> **Task**: Each line containing the word "University" must be collected.

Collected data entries

▼▼▼

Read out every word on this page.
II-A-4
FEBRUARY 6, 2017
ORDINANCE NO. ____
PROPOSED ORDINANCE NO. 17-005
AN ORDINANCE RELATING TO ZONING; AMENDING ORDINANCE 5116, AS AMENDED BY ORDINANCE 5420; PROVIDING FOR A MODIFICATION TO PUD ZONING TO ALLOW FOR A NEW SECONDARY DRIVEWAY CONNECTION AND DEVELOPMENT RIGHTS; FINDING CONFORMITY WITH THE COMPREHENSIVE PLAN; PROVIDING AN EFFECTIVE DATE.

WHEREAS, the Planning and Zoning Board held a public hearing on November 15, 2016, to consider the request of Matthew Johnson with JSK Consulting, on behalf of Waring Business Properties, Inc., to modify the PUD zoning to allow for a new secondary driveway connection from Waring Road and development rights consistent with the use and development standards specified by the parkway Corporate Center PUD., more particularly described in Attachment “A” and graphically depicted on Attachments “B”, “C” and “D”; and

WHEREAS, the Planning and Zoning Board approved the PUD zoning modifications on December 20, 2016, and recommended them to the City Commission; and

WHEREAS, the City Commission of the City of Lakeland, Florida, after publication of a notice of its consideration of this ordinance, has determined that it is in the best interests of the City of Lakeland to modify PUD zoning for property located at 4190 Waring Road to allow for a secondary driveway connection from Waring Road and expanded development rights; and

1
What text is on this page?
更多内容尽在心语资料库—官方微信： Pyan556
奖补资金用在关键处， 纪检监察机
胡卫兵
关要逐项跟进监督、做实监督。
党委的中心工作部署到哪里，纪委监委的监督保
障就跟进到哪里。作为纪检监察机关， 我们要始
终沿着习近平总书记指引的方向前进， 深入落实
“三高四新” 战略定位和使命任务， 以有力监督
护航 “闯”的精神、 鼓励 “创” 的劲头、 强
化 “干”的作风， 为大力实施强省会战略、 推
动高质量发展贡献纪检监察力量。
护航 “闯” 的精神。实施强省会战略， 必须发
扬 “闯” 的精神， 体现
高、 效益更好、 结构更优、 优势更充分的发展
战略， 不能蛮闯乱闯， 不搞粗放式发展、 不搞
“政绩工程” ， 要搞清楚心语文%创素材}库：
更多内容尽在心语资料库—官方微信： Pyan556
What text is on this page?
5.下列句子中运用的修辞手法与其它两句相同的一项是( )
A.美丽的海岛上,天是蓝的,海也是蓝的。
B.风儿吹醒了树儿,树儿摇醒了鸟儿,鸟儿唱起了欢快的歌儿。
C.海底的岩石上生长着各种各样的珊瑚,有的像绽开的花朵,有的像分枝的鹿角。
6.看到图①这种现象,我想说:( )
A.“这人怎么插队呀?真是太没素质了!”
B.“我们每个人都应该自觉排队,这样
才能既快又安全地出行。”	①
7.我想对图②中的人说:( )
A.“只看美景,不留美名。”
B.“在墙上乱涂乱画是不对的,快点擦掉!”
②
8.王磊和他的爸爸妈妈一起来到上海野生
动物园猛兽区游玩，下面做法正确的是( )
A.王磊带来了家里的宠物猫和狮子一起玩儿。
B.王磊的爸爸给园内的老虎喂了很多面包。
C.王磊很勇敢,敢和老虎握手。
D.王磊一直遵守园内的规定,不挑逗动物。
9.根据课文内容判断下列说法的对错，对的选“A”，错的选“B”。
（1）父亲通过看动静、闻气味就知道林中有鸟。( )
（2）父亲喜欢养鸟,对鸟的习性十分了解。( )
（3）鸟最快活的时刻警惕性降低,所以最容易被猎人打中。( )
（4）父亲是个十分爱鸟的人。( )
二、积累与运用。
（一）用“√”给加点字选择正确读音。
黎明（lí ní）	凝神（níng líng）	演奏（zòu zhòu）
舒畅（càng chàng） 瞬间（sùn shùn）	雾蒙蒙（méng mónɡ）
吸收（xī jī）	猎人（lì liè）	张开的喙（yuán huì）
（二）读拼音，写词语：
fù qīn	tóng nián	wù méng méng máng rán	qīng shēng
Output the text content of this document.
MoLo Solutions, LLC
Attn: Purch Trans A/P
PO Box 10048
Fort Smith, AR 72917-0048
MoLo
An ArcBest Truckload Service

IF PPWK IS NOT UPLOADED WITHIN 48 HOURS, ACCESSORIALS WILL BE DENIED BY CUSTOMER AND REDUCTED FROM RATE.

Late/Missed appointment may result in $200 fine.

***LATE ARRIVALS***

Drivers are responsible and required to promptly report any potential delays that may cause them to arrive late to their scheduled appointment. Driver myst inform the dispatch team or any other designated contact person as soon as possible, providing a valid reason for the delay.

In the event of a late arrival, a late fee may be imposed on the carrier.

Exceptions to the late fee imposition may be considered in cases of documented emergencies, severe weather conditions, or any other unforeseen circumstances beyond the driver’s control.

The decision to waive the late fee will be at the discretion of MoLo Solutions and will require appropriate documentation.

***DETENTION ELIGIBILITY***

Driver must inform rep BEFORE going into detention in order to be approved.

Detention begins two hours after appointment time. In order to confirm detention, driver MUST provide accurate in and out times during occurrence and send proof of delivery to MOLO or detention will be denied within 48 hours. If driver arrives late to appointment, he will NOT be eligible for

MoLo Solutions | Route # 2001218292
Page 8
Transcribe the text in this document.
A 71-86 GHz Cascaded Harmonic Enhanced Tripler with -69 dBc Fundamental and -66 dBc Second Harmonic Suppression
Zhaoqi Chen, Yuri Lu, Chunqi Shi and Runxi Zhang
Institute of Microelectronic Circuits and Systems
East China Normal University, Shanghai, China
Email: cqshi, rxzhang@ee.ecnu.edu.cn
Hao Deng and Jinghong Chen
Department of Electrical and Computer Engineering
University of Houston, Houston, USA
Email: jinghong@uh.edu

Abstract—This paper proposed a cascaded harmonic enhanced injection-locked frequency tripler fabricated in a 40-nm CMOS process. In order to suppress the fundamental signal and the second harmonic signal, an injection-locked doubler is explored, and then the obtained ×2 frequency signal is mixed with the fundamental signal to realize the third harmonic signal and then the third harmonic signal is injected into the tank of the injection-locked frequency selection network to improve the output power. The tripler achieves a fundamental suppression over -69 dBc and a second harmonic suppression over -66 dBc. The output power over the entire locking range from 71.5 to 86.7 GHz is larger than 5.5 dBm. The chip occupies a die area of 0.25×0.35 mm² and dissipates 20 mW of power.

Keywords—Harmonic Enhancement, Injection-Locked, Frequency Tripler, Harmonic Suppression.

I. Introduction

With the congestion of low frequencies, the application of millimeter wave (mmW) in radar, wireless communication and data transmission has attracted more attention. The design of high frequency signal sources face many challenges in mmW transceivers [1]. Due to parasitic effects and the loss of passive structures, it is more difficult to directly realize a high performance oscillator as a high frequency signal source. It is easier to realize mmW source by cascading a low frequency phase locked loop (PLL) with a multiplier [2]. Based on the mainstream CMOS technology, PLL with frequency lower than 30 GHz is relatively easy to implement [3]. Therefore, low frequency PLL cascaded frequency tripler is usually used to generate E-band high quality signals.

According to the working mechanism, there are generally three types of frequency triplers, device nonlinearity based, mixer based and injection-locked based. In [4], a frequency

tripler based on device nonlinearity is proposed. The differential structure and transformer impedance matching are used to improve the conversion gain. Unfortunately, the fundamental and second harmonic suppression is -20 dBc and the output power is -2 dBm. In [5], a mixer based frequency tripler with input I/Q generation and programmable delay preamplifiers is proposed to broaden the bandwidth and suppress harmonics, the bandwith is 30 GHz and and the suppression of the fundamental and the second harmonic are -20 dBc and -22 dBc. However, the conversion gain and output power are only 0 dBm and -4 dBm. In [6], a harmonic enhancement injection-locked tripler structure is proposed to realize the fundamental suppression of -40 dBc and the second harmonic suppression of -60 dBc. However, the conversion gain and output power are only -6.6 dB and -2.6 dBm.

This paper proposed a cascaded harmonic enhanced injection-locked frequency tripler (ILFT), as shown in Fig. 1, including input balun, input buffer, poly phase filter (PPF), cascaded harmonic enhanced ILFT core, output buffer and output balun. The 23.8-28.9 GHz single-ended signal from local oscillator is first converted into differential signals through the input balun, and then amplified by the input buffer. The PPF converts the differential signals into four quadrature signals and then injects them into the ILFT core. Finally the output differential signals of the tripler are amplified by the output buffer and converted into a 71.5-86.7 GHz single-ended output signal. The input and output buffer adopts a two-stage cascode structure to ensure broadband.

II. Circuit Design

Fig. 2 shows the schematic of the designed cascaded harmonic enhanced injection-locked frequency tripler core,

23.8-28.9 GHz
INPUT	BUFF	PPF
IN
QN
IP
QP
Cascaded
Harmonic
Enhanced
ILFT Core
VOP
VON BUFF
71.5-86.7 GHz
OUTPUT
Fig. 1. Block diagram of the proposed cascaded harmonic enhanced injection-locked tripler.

▲▲▲

> **Solution for this exercise**:
East China Normal University, Shanghai, China
University of Houston, Houston, USA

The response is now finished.